** Begin DATA SUPPLIED **

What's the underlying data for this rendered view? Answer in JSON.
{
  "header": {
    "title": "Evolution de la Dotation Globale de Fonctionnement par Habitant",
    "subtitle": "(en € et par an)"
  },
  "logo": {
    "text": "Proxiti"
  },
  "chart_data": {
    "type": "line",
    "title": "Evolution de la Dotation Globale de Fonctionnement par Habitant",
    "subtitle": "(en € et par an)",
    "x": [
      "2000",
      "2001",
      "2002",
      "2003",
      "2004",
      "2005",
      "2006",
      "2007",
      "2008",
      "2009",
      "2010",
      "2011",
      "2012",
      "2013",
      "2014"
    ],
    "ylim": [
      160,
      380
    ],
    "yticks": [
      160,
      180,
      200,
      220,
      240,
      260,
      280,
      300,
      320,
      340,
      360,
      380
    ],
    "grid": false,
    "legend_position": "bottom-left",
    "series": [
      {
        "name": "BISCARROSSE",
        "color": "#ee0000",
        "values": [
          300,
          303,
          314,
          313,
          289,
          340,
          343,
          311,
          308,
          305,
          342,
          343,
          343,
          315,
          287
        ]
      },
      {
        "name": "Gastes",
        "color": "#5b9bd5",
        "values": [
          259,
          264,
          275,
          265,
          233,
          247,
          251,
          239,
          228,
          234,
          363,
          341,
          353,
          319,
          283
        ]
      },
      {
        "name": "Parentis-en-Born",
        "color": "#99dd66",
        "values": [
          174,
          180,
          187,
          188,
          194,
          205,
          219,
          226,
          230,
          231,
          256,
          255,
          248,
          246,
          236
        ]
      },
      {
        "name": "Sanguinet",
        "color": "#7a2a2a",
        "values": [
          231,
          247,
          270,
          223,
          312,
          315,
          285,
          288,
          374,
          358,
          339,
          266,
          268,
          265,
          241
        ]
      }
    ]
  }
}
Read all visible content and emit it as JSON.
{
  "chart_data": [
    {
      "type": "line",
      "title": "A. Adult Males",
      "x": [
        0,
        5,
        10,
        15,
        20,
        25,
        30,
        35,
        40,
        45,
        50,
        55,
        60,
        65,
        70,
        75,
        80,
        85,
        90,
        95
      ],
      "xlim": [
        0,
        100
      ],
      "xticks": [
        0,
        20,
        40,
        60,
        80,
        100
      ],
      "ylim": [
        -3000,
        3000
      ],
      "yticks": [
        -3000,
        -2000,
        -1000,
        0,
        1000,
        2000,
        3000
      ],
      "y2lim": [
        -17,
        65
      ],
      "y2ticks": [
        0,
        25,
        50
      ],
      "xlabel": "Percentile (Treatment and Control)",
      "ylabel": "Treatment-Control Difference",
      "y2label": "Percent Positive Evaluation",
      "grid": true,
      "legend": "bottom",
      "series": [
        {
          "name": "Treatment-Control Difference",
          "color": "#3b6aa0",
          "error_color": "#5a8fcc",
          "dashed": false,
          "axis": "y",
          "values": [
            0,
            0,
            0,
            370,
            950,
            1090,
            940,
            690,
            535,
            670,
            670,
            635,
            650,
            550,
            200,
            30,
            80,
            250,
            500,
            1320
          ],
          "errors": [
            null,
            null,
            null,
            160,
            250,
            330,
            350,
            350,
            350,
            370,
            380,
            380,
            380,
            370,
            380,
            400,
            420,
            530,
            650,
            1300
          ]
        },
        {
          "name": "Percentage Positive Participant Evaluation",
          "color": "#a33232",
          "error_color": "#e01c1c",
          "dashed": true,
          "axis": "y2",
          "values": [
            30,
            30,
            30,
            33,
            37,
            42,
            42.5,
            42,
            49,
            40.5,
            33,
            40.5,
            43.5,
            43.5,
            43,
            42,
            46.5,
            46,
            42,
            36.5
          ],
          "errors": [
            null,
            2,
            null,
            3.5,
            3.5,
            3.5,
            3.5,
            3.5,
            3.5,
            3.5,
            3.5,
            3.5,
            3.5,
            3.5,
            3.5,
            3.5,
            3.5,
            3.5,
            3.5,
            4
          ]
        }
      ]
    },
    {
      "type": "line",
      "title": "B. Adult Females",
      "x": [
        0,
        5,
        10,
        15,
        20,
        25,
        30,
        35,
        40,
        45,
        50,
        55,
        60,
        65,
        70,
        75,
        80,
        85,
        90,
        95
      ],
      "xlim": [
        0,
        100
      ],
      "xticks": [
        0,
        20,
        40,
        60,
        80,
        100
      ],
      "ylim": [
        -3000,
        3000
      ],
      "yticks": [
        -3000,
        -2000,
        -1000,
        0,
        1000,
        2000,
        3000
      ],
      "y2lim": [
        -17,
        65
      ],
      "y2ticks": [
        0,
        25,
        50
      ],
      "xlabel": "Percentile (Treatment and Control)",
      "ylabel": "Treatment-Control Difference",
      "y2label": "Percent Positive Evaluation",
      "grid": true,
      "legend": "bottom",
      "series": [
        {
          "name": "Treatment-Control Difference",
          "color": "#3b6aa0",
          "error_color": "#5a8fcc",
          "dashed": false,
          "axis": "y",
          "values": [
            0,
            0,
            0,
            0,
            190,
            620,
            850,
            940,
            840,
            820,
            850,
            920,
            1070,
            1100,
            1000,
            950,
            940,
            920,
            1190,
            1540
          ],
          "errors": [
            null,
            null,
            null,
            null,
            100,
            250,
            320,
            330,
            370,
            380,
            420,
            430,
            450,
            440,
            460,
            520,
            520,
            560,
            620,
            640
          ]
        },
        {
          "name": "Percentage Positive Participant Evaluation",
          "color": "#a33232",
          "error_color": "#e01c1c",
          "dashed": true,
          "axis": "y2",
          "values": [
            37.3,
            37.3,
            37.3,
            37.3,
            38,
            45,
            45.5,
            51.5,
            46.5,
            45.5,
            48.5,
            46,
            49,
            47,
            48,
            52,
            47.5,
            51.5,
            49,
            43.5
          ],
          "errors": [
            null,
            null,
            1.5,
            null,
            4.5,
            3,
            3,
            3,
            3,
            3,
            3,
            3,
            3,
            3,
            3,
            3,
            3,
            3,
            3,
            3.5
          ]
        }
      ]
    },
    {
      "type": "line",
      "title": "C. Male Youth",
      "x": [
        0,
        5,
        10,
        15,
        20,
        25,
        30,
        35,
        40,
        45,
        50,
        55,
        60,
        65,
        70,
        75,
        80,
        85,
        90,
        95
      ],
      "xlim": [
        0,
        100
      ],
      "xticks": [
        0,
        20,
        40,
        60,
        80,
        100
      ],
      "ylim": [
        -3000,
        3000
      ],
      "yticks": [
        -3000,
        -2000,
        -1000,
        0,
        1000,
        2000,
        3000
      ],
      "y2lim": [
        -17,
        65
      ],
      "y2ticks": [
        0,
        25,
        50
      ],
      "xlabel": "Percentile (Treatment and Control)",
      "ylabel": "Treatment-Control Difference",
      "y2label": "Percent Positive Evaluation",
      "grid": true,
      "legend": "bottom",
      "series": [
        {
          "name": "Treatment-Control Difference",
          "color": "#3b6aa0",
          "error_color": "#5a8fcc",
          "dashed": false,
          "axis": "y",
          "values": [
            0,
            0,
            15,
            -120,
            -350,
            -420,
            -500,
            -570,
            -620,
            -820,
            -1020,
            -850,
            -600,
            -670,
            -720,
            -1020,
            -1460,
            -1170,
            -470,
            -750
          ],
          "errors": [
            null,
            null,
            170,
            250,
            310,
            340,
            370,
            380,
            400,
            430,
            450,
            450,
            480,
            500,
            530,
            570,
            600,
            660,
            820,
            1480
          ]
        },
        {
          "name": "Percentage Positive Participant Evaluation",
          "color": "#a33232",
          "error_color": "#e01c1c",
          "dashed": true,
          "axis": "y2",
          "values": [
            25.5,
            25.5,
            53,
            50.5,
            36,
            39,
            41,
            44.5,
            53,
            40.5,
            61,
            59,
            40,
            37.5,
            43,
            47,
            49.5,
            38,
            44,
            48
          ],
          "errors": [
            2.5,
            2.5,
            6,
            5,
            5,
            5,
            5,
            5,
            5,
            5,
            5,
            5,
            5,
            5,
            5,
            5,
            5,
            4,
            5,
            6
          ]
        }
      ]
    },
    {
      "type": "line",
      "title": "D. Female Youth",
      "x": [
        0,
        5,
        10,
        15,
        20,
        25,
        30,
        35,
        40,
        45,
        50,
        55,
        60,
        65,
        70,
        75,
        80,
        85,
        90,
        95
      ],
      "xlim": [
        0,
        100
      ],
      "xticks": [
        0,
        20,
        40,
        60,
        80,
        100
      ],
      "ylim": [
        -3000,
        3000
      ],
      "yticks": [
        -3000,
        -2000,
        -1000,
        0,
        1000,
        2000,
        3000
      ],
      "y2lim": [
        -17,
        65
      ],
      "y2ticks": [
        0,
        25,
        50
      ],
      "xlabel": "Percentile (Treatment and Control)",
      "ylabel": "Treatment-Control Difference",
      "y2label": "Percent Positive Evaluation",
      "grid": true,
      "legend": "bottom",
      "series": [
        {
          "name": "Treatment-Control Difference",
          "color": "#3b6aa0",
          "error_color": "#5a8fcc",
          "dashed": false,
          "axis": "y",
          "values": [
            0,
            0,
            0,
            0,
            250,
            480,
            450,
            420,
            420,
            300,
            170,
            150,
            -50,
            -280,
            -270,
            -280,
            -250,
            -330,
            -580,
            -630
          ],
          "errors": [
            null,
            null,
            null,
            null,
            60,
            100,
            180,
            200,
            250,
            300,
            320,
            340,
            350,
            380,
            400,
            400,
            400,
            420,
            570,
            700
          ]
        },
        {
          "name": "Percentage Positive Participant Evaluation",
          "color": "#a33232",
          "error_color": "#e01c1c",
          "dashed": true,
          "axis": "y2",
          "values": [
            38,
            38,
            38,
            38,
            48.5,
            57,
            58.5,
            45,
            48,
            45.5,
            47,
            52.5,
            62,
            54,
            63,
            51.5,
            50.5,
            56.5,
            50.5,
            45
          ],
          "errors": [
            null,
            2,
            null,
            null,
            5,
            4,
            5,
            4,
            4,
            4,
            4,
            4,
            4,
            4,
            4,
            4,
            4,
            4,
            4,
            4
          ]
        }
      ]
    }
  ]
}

** End DATA SUPPLIED **

EXERCISE BRIEF:
Where a line in the entries holds the word "Adult", copy that line.

SOLVED PROBLEM:
      "title": "A. Adult Males",
      "title": "B. Adult Females",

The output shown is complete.